• Stored data

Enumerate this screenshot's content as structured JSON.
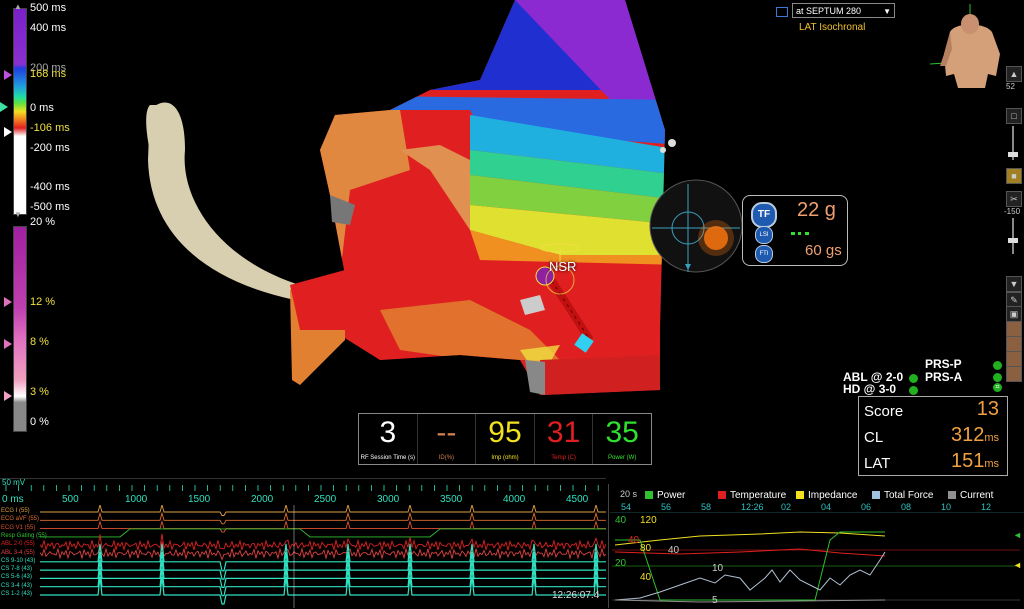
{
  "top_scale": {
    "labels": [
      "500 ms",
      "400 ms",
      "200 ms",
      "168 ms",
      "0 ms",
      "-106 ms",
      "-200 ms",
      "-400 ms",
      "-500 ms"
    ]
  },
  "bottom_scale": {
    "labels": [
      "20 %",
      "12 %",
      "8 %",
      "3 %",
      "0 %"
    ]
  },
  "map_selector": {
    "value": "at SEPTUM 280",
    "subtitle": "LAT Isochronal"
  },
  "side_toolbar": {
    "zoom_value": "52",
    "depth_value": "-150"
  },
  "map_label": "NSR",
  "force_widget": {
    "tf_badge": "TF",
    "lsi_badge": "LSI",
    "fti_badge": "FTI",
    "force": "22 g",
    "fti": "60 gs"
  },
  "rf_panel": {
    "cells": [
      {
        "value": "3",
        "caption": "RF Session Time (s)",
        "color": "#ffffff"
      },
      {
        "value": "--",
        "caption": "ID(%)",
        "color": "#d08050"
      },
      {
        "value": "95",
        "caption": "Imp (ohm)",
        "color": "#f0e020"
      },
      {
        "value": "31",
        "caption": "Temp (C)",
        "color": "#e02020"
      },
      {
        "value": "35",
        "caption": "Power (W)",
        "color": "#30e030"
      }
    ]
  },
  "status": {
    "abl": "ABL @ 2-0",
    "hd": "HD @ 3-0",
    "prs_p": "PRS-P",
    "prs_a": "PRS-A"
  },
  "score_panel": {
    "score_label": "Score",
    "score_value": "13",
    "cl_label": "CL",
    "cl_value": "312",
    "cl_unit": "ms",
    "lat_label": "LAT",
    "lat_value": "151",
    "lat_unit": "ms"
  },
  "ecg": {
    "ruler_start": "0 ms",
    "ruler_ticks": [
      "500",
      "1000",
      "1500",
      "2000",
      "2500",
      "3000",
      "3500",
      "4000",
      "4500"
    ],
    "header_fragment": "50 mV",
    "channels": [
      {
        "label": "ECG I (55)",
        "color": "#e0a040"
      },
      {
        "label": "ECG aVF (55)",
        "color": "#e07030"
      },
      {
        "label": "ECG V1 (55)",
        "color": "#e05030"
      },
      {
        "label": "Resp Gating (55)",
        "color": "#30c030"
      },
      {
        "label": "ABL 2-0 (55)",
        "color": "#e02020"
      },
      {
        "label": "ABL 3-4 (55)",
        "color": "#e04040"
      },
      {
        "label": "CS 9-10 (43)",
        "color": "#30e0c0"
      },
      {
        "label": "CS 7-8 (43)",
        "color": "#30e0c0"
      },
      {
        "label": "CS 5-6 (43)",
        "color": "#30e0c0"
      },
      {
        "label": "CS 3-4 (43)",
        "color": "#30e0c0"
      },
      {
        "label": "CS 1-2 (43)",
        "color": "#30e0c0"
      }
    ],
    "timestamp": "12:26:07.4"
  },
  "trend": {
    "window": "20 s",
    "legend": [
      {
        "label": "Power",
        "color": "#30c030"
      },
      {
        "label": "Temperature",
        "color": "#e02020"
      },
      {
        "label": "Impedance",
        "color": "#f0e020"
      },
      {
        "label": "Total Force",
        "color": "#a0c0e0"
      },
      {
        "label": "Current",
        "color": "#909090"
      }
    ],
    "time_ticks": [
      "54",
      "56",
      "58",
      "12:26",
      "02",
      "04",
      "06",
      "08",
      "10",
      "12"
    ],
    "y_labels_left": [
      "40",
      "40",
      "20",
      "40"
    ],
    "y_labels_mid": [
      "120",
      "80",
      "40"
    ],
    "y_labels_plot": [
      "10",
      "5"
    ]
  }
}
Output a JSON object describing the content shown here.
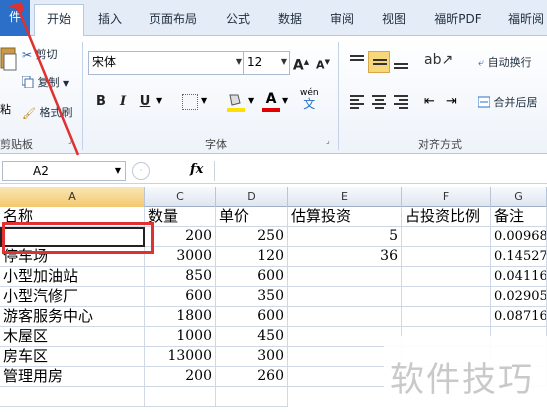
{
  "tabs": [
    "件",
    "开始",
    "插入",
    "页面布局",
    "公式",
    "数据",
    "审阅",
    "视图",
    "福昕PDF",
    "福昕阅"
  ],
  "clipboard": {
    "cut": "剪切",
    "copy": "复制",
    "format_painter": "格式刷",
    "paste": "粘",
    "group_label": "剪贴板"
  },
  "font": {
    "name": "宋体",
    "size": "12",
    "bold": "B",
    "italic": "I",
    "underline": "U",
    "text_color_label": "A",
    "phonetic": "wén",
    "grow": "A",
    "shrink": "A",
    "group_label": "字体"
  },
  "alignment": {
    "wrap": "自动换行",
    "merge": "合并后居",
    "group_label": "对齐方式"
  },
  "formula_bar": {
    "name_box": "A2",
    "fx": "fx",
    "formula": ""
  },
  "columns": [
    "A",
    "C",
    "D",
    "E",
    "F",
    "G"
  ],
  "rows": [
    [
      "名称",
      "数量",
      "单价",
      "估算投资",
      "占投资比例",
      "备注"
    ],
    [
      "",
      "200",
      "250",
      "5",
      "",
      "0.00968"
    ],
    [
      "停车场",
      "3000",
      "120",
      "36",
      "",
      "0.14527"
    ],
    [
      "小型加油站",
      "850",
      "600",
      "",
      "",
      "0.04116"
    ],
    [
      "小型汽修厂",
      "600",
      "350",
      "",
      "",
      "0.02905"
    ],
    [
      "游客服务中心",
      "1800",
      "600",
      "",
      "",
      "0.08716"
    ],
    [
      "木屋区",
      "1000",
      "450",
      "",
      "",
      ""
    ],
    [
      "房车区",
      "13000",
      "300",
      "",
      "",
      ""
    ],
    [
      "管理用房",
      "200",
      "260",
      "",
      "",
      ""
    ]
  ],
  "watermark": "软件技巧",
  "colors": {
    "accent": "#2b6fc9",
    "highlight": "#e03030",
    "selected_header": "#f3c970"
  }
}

==

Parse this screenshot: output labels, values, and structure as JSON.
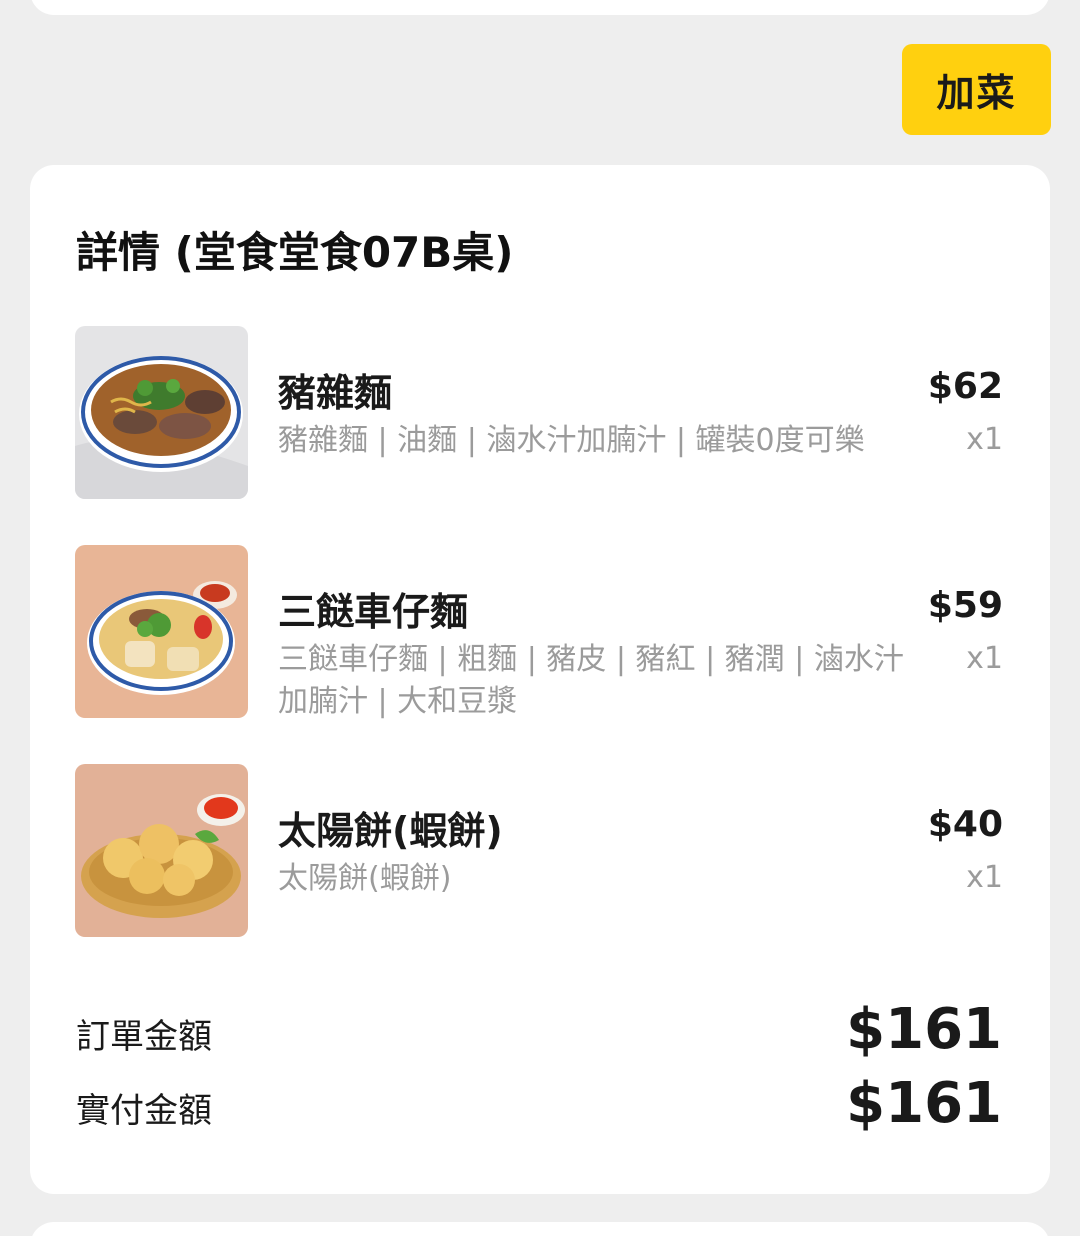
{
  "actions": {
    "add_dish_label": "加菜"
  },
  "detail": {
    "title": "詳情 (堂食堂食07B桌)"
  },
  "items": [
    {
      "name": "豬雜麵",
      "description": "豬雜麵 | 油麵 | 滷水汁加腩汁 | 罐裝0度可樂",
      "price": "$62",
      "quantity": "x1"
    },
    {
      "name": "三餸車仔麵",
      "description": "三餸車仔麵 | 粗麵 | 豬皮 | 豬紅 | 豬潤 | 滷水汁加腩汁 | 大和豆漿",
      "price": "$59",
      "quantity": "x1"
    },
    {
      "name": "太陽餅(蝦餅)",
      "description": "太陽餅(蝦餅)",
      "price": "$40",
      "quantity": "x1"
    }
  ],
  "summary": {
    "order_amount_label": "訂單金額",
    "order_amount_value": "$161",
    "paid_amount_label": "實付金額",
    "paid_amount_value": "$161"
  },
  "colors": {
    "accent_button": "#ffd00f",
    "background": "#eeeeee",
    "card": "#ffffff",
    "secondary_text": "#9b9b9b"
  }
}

---

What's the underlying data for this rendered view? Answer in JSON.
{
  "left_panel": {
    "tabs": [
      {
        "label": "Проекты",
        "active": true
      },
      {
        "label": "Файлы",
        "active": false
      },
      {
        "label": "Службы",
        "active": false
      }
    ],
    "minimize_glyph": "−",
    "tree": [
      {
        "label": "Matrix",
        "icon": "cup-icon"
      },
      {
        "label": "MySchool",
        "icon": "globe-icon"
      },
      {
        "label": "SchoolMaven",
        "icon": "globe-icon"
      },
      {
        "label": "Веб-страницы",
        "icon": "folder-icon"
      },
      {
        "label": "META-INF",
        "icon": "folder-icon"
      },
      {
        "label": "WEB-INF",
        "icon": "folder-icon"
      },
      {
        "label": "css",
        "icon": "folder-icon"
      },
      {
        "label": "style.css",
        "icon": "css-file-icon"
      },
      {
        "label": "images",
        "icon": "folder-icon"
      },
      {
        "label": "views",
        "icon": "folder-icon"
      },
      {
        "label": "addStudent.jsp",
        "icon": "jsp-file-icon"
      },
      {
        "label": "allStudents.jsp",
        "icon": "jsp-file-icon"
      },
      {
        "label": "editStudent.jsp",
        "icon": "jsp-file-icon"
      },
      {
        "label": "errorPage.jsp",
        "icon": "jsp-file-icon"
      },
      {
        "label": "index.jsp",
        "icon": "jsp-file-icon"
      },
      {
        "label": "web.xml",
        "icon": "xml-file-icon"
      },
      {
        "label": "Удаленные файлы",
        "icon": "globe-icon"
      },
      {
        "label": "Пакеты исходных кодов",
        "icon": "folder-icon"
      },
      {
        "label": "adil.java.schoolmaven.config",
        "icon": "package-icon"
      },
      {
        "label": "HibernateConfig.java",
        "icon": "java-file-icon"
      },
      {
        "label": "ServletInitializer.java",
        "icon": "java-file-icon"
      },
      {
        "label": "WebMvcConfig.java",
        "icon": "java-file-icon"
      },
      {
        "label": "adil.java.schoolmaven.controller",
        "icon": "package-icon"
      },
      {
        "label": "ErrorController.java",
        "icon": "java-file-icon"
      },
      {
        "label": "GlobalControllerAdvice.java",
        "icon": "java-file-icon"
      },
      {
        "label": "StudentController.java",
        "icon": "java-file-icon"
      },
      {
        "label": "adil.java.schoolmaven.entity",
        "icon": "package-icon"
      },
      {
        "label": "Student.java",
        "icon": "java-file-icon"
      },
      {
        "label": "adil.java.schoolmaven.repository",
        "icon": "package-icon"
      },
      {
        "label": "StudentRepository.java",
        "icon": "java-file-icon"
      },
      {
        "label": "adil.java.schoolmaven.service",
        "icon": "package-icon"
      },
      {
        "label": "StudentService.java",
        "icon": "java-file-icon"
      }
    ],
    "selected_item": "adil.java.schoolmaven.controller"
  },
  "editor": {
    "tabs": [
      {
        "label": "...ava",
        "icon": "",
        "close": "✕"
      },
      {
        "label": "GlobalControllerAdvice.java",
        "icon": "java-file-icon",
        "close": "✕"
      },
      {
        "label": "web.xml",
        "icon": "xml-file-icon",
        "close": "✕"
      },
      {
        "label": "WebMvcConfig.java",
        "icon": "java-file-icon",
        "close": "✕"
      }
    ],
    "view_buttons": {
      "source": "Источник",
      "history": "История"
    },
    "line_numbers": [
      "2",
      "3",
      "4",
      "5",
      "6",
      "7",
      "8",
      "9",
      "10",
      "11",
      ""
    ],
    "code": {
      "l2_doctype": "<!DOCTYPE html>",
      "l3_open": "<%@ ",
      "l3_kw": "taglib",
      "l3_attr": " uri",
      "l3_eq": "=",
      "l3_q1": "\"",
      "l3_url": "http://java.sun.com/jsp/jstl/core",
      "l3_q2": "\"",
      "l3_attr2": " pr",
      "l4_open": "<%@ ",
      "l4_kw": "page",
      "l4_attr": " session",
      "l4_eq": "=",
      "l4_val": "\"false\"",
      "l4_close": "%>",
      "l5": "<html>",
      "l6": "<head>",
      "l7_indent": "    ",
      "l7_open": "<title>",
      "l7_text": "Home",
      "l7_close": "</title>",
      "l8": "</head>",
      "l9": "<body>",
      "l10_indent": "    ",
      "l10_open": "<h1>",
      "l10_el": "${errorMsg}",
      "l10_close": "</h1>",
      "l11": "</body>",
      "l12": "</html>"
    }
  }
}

• Your objective
Wherever a line in the data above holds "JSON", copy that line.

• Response to the exercise
Enumerate this screenshot's content as structured JSON.
Output a JSON object describing the content shown here.
Parse this screenshot: output labels, values, and structure as JSON.
What's the underlying data for this rendered view? Answer in JSON.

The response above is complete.